> **TEXT EXTRACT**
══════════

Postgresql – Use case for hstore

hstorepostgresqlpostgresql-9.4

This is the first time (I think) I have the chance to use the hstore data type, but I would like to hear from more experienced folks if what I have in mind is actually a good idea.

Now, there's this web app in which we import payroll data in the form of XML files, which look roughly like this simplified version:

<Company>
    <Employee>
        <LastName>Smith</LastName>
        <FirstName>John</LastName>
        <HourlyWage>9999.99</HourlyWage>
        <!-- several other hundreds of tags -->
    </Employee>
    <Employee>
        <!-- ... -->
    </Employee> 
</Company>

Each employee carries extremely detailed information, and when I say "several other hundreds of tags" it's because they will usually range between 800 and upwards of 1400. And this is for each month. Apart from a set of core tags, each employee can have a different combination of them, hence the very fluctuating but very realistic figures I gave above.

Now, part of this data is imported with a long, slow and very complex process, and I've observed that, with increasing frequency, we are finding ourselves saying "gosh, if only we had always imported that particular tag!".

While the import process is highly configurable, making it run for just a small set of data is slow, impractical and downright painful. Adding whatever customization is needed to import the hypothetical new tag from now on is much easier, but for building up historic data as if we always imported it, it's messy and error prone.

As an added bonus, the task always falls on those two guys, and I'm one of them, and I would love to make our life a tad simpler.

This is why I'm thinking of writing a quick tool that, during the night, will crack those XML files open and, for each month and each employee, create a record with an hstore column containing all of the employee's tags for that month.

Being an absolute beginner at hstore, this looks to me like a very good use case for it, especially if we consider that:

  • since the tags can differ for each employee, this is essentially schema-less data.

  • storing the tags as an EAV with one row per tag would mean approximately 240k rows per month for a 200-employees company (well into the 2.8M per year). Nothing to be concerned about, sure, but there's not only one customer. And one of them has over 7,000 employees (which would be 100M records per year).

  • this data will only ever need to be read, never changed. Plus, it won't even be read that often anyway.

  • I don't really care or know what any given tag means. I just want to store it for future use, telling me which one is needed is the job of the domain experts. Again, schema-less.

The table I would design would look a bit like this:

- id bigserial
- user_id
- file_timestamp (it's embedded on the name of the file)
- employee_id_1 varchar
- employee_id_2 varchar
- month date
- file_id (id of the XML file, it gets logged in a table before being imported)
- tags hstore

(of employee_id 1 and 2, the former looks like the US SSN, the latter is assigned from our payroll app).

I would also create a unique index on (user_id, employee_id_1, employee_id_2, month, file_id). Not 100% sure about the order of the columns, but I think it would accommodate most SELECTs where one wants to progressively narrow the data down.

Also, I wouldn't want to duplicate the table for each customer, and I don't want or need it to be user-visible. I would create a dedicated schema and stick it in there, which would be a bit easier to manage in case I want to partition it at some point in the future. It's going to be a huge table (not so much for the number of rows, but for the space required for each of them), but keeping into its own schema also means it will be easier to exclude from most backups. Plus, we keep the original XML files anyway, so it wouldn't even be hard to rebuild if things go awry.

══════════

> **DATASET EXTRACT**

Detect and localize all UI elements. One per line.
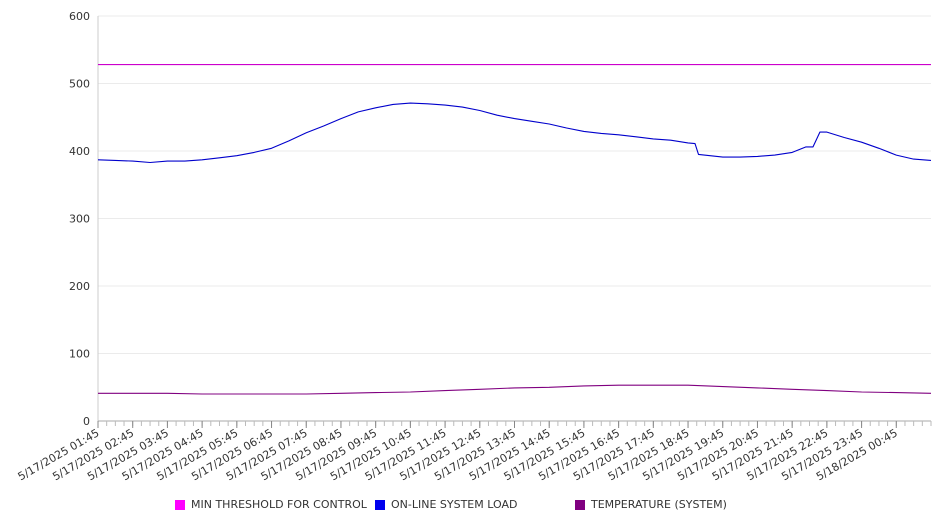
- axes: [97, 16, 932, 428]
- y-tick-label: 600: [69, 10, 90, 23]
- legend-item-system-load[interactable]: ON-LINE SYSTEM LOAD: [375, 498, 517, 511]
- legend-swatch: [375, 499, 385, 510]
- legend-label: ON-LINE SYSTEM LOAD: [391, 498, 518, 511]
- y-tick-label: 400: [69, 145, 90, 158]
- y-tick-label: 300: [69, 213, 90, 226]
- legend-item-temperature[interactable]: TEMPERATURE (SYSTEM): [575, 498, 727, 511]
- y-tick-label: 200: [69, 280, 90, 293]
- legend: MIN THRESHOLD FOR CONTROL ON-LINE SYSTEM…: [0, 498, 946, 516]
- series-line-2: [98, 384, 932, 395]
- legend-label: TEMPERATURE (SYSTEM): [591, 498, 727, 511]
- x-axis-ticks: 5/17/2025 01:455/17/2025 02:455/17/2025 …: [16, 426, 900, 483]
- legend-item-min-threshold[interactable]: MIN THRESHOLD FOR CONTROL: [175, 498, 367, 511]
- legend-label: MIN THRESHOLD FOR CONTROL: [191, 498, 367, 511]
- y-tick-label: 0: [83, 415, 90, 428]
- grid-lines: [98, 15, 931, 354]
- legend-swatch: [175, 499, 185, 510]
- series-line-1: [97, 102, 932, 164]
- y-tick-label: 500: [69, 78, 90, 91]
- legend-swatch: [575, 499, 585, 510]
- y-tick-label: 100: [69, 348, 90, 361]
- y-axis-ticks: 0 100 200 300 400 500 600: [69, 10, 90, 428]
- series-lines: [97, 64, 932, 395]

══════════

> **WHAT IS ASKED**
1) Based on the hstore forum post, why does the author plan to put the new table in its own dedicated schema?
2) In the hstore forum post, rewrite the passage from "While the import" up to and including "essentially schema-less data.", changing "tags" to "fields".
3) According to the hstore forum post, how many tags does each employee usually have?

> **FINAL ANSWERS**
1) A dedicated schema would make the table somewhat easier to manage if the author decides to partition it later. It would also make the table easier to exclude from most backups.

2)
While the import process is highly configurable, making it run for just a small set of data is slow, impractical and downright painful. Adding whatever customization is needed to import the hypothetical new tag from now on is much easier, but for building up historic data as if we always imported it, it's messy and error prone.

As an added bonus, the task always falls on those two guys, and I'm one of them, and I would love to make our life a tad simpler.

This is why I'm thinking of writing a quick tool that, during the night, will crack those XML files open and, for each month and each employee, create a record with an hstore column containing all of the employee's fields for that month.

Being an absolute beginner at hstore, this looks to me like a very good use case for it, especially if we consider that:

  • since the fields can differ for each employee, this is essentially schema-less data.

3) Usually between 800 and upwards of 1400.